◆ **DIRECTIVE**: Give the items starting at the line that contains "nav-item-jonathans-story[interactable]: Jonathan’s Story" and ending at the line that contains "hero-title-accent-rise: Rise (936, 616, 1126, 710)" as a numbered list, with any blank lines left out.

BEGIN RECORDS TO USE

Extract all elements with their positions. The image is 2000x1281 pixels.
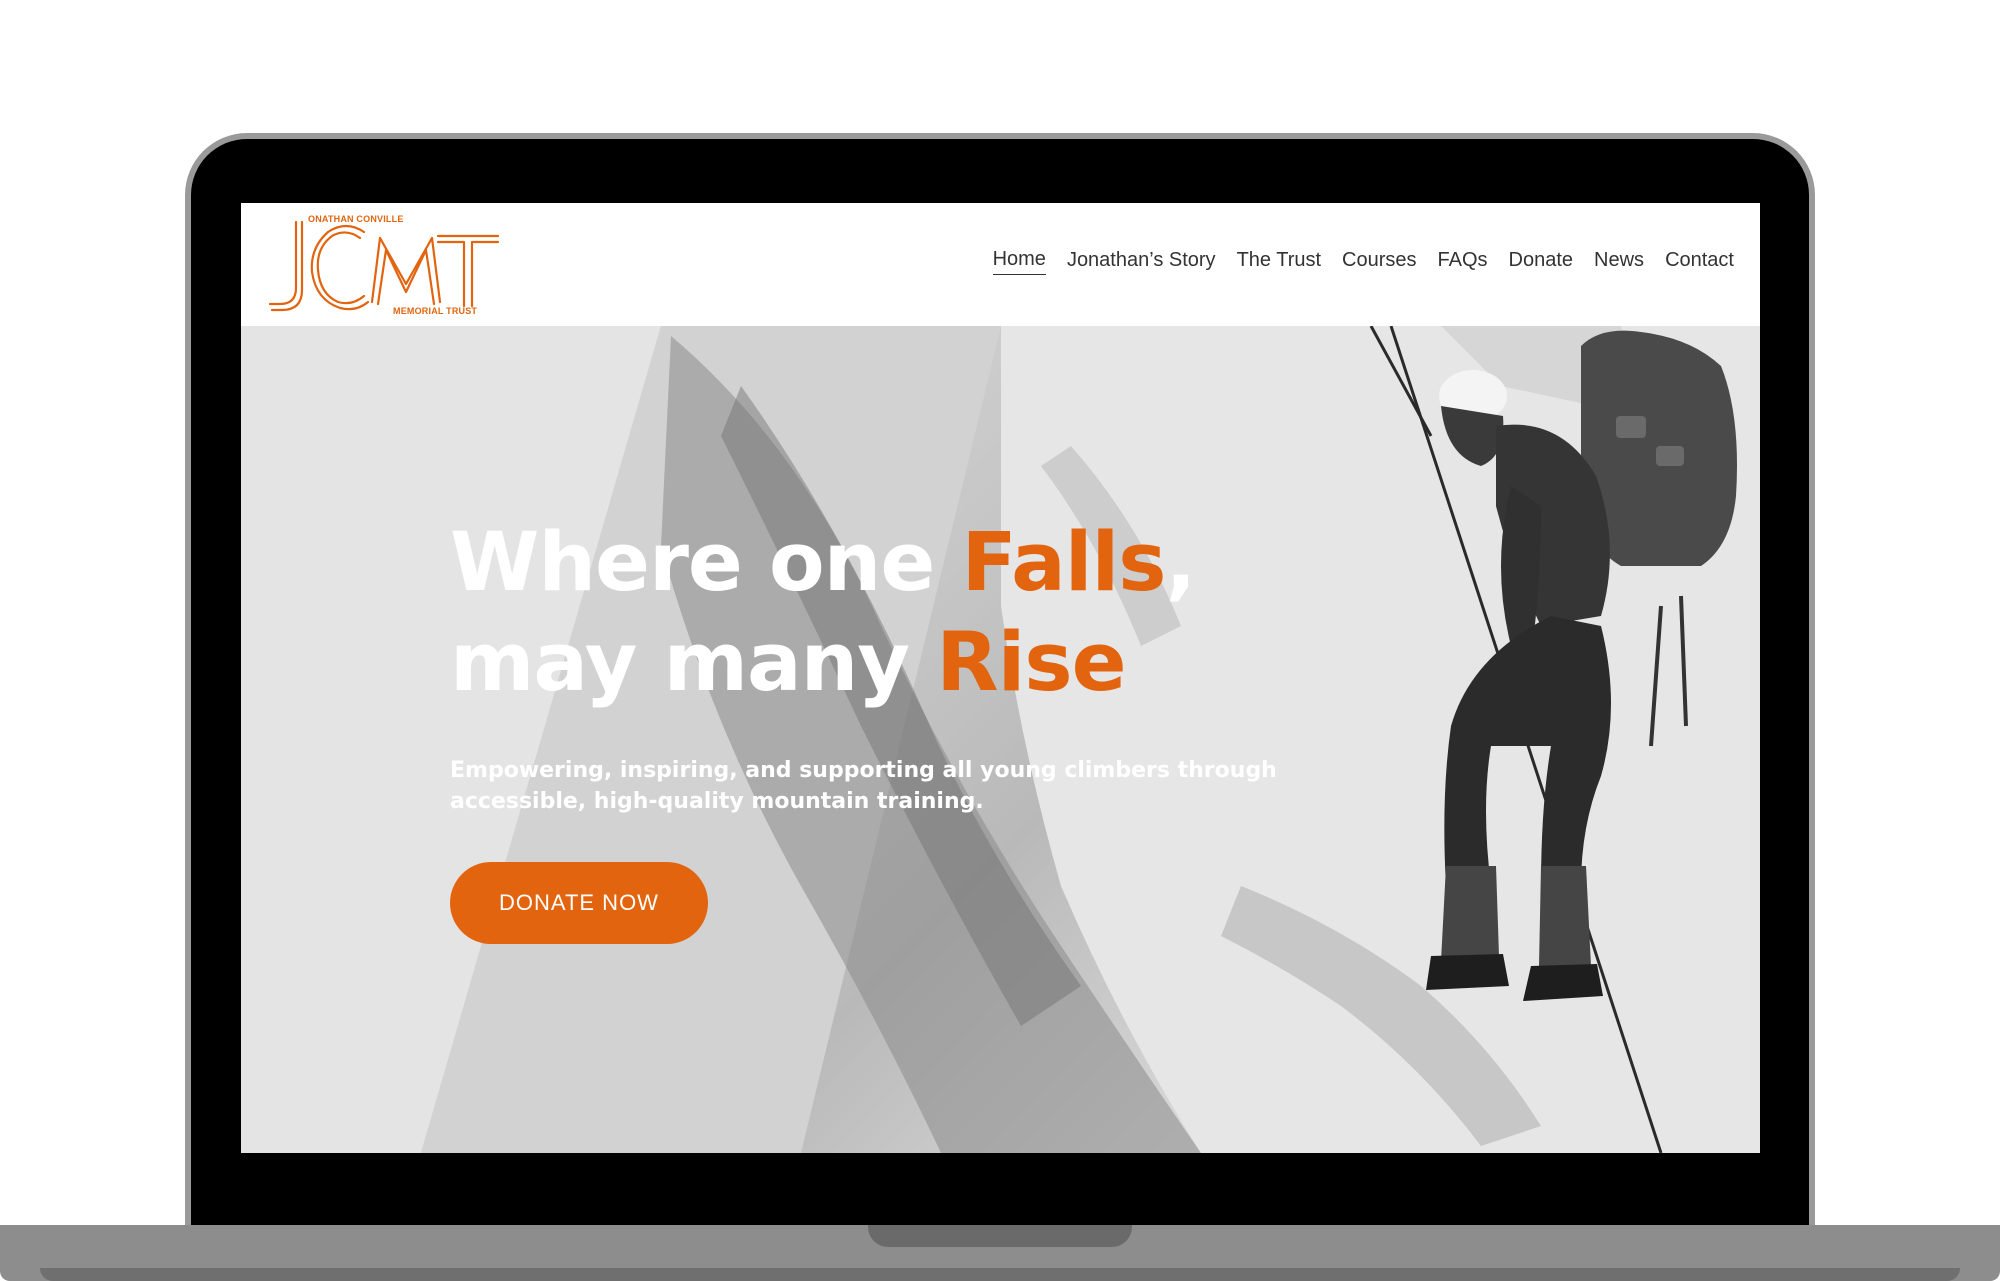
nav-item-jonathans-story[interactable]: Jonathan’s Story (1067, 249, 1216, 275)
jcmt-logo-mark-icon (268, 220, 500, 312)
hero-section: Where one Falls, may many Rise Empowerin… (241, 326, 1760, 1153)
hero-title-line2-prefix: may many (450, 616, 937, 710)
laptop-notch (868, 1225, 1132, 1247)
hero-climber-photo (241, 326, 1760, 1153)
hero-title-accent-rise: Rise (936, 616, 1126, 710)
nav-item-courses[interactable]: Courses (1342, 249, 1416, 275)
main-nav: Home Jonathan’s Story The Trust Courses … (992, 248, 1734, 275)
nav-item-contact[interactable]: Contact (1665, 249, 1734, 275)
nav-item-donate[interactable]: Donate (1509, 249, 1574, 275)
hero-title: Where one Falls, may many Rise (450, 513, 1196, 713)
jcmt-logo[interactable]: ONATHAN CONVILLE MEMORIAL TRUST (268, 208, 500, 320)
nav-item-faqs[interactable]: FAQs (1438, 249, 1488, 275)
nav-item-the-trust[interactable]: The Trust (1237, 249, 1321, 275)
donate-now-button[interactable]: DONATE NOW (450, 862, 708, 944)
mockup-stage: ONATHAN CONVILLE MEMORIAL TRUST Home Jon… (0, 0, 2000, 1281)
hero-title-line1-suffix: , (1165, 516, 1196, 610)
logo-bottom-text: MEMORIAL TRUST (393, 306, 478, 316)
laptop-screen: ONATHAN CONVILLE MEMORIAL TRUST Home Jon… (241, 203, 1760, 1153)
logo-top-text: ONATHAN CONVILLE (308, 214, 404, 224)
nav-item-news[interactable]: News (1594, 249, 1644, 275)
laptop-base-shadow (40, 1268, 1960, 1281)
hero-subtitle: Empowering, inspiring, and supporting al… (450, 758, 1277, 814)
hero-title-line1-prefix: Where one (450, 516, 962, 610)
nav-item-home[interactable]: Home (992, 248, 1046, 275)
hero-title-accent-falls: Falls (961, 516, 1166, 610)
site-header: ONATHAN CONVILLE MEMORIAL TRUST Home Jon… (241, 203, 1760, 326)
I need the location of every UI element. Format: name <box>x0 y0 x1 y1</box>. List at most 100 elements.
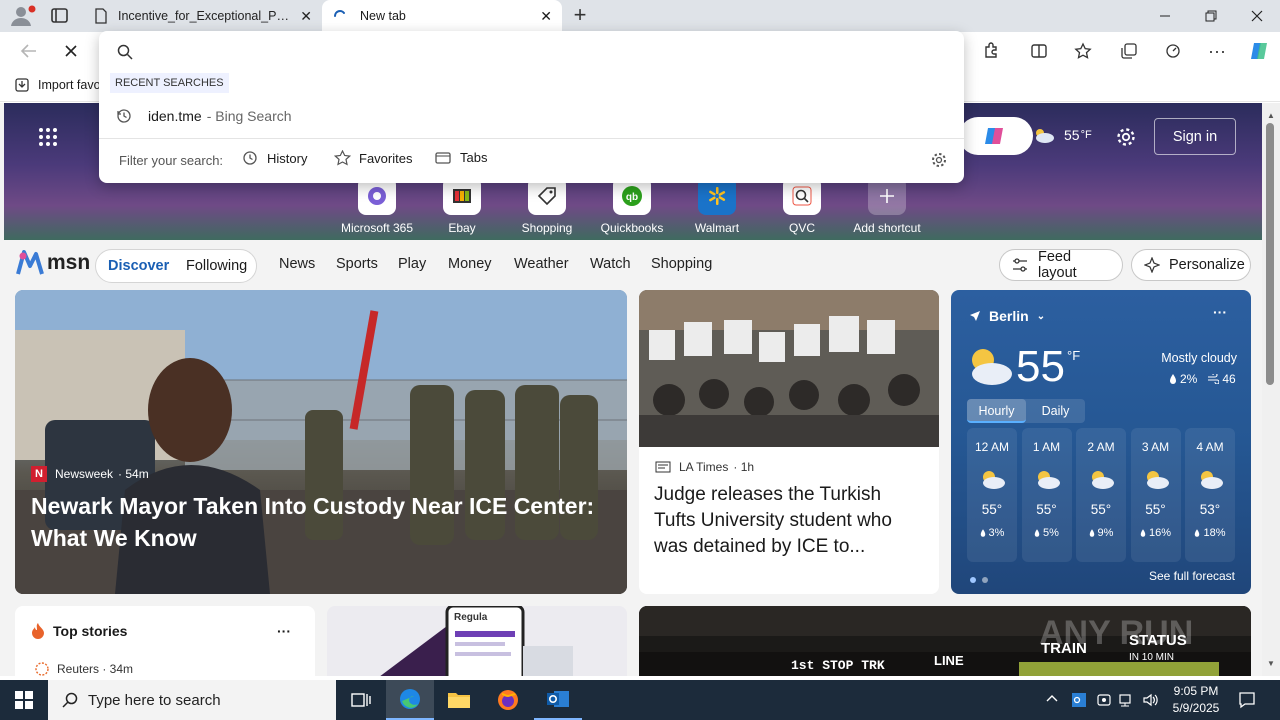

END RECORDS TO USE

◆ **REPLY TO THE TASK**:
1. nav-item-jonathans-story[interactable]: Jonathan’s Story (1067, 249, 1216, 275)
2. jcmt-logo-mark-icon (268, 220, 500, 312)
3. hero-section: Where one Falls, may many Rise Empowerin… (241, 326, 1760, 1153)
4. hero-title-line2-prefix: may many (450, 616, 937, 710)
5. laptop-notch (868, 1225, 1132, 1247)
6. hero-climber-photo (241, 326, 1760, 1153)
7. hero-title-accent-rise: Rise (936, 616, 1126, 710)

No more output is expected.